- [TASK REQUIREMENTS] Retype the records that come next, word for word.

- [TASK DATA]
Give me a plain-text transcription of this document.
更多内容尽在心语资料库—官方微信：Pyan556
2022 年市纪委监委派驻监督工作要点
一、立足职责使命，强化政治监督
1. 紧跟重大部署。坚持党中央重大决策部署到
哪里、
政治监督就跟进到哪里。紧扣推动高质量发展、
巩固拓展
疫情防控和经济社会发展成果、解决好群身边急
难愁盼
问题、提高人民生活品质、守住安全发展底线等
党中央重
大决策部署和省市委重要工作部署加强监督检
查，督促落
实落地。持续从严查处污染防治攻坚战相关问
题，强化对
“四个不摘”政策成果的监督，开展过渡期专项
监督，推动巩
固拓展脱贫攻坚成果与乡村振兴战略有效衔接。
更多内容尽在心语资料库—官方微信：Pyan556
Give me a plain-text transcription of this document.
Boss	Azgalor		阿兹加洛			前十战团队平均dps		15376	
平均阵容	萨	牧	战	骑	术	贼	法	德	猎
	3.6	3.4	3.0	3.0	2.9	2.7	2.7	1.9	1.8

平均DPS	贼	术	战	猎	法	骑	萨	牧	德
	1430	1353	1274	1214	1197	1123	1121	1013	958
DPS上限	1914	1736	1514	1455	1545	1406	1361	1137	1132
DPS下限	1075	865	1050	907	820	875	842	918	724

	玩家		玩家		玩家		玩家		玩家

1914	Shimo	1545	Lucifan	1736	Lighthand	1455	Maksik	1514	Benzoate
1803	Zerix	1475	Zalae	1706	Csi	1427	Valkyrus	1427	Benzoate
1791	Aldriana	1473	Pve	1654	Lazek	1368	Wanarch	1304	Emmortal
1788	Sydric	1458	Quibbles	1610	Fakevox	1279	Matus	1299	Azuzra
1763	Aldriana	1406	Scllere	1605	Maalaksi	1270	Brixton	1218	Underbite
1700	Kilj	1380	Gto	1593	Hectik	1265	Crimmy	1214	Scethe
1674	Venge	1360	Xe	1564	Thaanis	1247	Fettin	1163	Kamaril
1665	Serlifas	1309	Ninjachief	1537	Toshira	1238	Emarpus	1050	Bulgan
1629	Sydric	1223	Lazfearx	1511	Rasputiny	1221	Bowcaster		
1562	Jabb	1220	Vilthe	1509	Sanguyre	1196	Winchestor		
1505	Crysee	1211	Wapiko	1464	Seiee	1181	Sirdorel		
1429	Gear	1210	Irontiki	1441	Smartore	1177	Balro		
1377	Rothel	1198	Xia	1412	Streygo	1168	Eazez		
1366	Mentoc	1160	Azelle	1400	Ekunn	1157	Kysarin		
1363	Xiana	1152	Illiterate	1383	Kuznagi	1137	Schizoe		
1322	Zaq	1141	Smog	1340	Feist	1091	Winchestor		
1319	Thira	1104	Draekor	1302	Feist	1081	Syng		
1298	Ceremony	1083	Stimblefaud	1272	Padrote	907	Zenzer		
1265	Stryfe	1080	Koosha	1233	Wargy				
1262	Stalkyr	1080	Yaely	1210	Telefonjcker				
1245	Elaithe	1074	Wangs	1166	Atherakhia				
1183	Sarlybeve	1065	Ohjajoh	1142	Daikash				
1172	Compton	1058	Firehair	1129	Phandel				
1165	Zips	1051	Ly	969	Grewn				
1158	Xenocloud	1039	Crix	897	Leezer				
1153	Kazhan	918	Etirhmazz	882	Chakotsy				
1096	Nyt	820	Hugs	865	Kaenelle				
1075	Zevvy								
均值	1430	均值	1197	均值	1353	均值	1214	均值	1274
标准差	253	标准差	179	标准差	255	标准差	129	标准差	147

- [RESULT]
Give me a plain-text transcription of this document.
更多内容尽在心语资料库—官方微信：Pyan556
2022 年市纪委监委派驻监督工作要点
一、立足职责使命，强化政治监督
1. 紧跟重大部署。坚持党中央重大决策部署到
哪里、
政治监督就跟进到哪里。紧扣推动高质量发展、
巩固拓展
疫情防控和经济社会发展成果、解决好群身边急
难愁盼
问题、提高人民生活品质、守住安全发展底线等
党中央重
大决策部署和省市委重要工作部署加强监督检
查，督促落
实落地。持续从严查处污染防治攻坚战相关问
题，强化对
“四个不摘”政策成果的监督，开展过渡期专项
监督，推动巩
固拓展脱贫攻坚成果与乡村振兴战略有效衔接。
更多内容尽在心语资料库—官方微信：Pyan556
Give me a plain-text transcription of this document.
Boss	Azgalor		阿兹加洛			前十战团队平均dps		15376	
平均阵容	萨	牧	战	骑	术	贼	法	德	猎
	3.6	3.4	3.0	3.0	2.9	2.7	2.7	1.9	1.8

平均DPS	贼	术	战	猎	法	骑	萨	牧	德
	1430	1353	1274	1214	1197	1123	1121	1013	958
DPS上限	1914	1736	1514	1455	1545	1406	1361	1137	1132
DPS下限	1075	865	1050	907	820	875	842	918	724

	玩家		玩家		玩家		玩家		玩家

1914	Shimo	1545	Lucifan	1736	Lighthand	1455	Maksik	1514	Benzoate
1803	Zerix	1475	Zalae	1706	Csi	1427	Valkyrus	1427	Benzoate
1791	Aldriana	1473	Pve	1654	Lazek	1368	Wanarch	1304	Emmortal
1788	Sydric	1458	Quibbles	1610	Fakevox	1279	Matus	1299	Azuzra
1763	Aldriana	1406	Scllere	1605	Maalaksi	1270	Brixton	1218	Underbite
1700	Kilj	1380	Gto	1593	Hectik	1265	Crimmy	1214	Scethe
1674	Venge	1360	Xe	1564	Thaanis	1247	Fettin	1163	Kamaril
1665	Serlifas	1309	Ninjachief	1537	Toshira	1238	Emarpus	1050	Bulgan
1629	Sydric	1223	Lazfearx	1511	Rasputiny	1221	Bowcaster		
1562	Jabb	1220	Vilthe	1509	Sanguyre	1196	Winchestor		
1505	Crysee	1211	Wapiko	1464	Seiee	1181	Sirdorel		
1429	Gear	1210	Irontiki	1441	Smartore	1177	Balro		
1377	Rothel	1198	Xia	1412	Streygo	1168	Eazez		
1366	Mentoc	1160	Azelle	1400	Ekunn	1157	Kysarin		
1363	Xiana	1152	Illiterate	1383	Kuznagi	1137	Schizoe		
1322	Zaq	1141	Smog	1340	Feist	1091	Winchestor		
1319	Thira	1104	Draekor	1302	Feist	1081	Syng		
1298	Ceremony	1083	Stimblefaud	1272	Padrote	907	Zenzer		
1265	Stryfe	1080	Koosha	1233	Wargy				
1262	Stalkyr	1080	Yaely	1210	Telefonjcker				
1245	Elaithe	1074	Wangs	1166	Atherakhia				
1183	Sarlybeve	1065	Ohjajoh	1142	Daikash				
1172	Compton	1058	Firehair	1129	Phandel				
1165	Zips	1051	Ly	969	Grewn				
1158	Xenocloud	1039	Crix	897	Leezer				
1153	Kazhan	918	Etirhmazz	882	Chakotsy				
1096	Nyt	820	Hugs	865	Kaenelle				
1075	Zevvy								
均值	1430	均值	1197	均值	1353	均值	1214	均值	1274
标准差	253	标准差	179	标准差	255	标准差	129	标准差	147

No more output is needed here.